▸ **BRIEF**
Extract the full listing below without altering a single character.

▸ **MATERIAL PROVIDED**

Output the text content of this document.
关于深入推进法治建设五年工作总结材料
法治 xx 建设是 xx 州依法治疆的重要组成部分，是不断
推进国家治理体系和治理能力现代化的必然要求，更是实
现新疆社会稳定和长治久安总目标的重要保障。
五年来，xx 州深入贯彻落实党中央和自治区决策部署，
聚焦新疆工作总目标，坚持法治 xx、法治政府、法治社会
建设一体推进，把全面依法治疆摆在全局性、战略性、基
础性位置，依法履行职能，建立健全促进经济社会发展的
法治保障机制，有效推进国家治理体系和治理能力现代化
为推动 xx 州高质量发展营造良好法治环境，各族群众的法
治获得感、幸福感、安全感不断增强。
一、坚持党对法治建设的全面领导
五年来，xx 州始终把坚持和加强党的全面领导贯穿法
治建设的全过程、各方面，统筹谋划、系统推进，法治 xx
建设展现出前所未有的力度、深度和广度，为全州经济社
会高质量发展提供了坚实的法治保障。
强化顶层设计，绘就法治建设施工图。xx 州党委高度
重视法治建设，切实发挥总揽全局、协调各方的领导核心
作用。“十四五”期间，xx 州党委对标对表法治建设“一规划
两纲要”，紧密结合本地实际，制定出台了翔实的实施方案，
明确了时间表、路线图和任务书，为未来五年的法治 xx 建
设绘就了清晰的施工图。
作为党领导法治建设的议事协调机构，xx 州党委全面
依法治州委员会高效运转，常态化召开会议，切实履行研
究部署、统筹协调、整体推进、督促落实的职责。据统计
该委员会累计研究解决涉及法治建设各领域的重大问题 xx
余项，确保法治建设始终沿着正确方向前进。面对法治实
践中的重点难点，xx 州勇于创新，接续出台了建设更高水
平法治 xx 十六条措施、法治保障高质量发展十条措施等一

▸ **EXERCISE OUTPUT**
Output the text content of this document.
关于深入推进法治建设五年工作总结材料
法治 xx 建设是 xx 州依法治疆的重要组成部分，是不断
推进国家治理体系和治理能力现代化的必然要求，更是实
现新疆社会稳定和长治久安总目标的重要保障。
五年来，xx 州深入贯彻落实党中央和自治区决策部署，
聚焦新疆工作总目标，坚持法治 xx、法治政府、法治社会
建设一体推进，把全面依法治疆摆在全局性、战略性、基
础性位置，依法履行职能，建立健全促进经济社会发展的
法治保障机制，有效推进国家治理体系和治理能力现代化
为推动 xx 州高质量发展营造良好法治环境，各族群众的法
治获得感、幸福感、安全感不断增强。
一、坚持党对法治建设的全面领导
五年来，xx 州始终把坚持和加强党的全面领导贯穿法
治建设的全过程、各方面，统筹谋划、系统推进，法治 xx
建设展现出前所未有的力度、深度和广度，为全州经济社
会高质量发展提供了坚实的法治保障。
强化顶层设计，绘就法治建设施工图。xx 州党委高度
重视法治建设，切实发挥总揽全局、协调各方的领导核心
作用。“十四五”期间，xx 州党委对标对表法治建设“一规划
两纲要”，紧密结合本地实际，制定出台了翔实的实施方案，
明确了时间表、路线图和任务书，为未来五年的法治 xx 建
设绘就了清晰的施工图。
作为党领导法治建设的议事协调机构，xx 州党委全面
依法治州委员会高效运转，常态化召开会议，切实履行研
究部署、统筹协调、整体推进、督促落实的职责。据统计
该委员会累计研究解决涉及法治建设各领域的重大问题 xx
余项，确保法治建设始终沿着正确方向前进。面对法治实
践中的重点难点，xx 州勇于创新，接续出台了建设更高水
平法治 xx 十六条措施、法治保障高质量发展十条措施等一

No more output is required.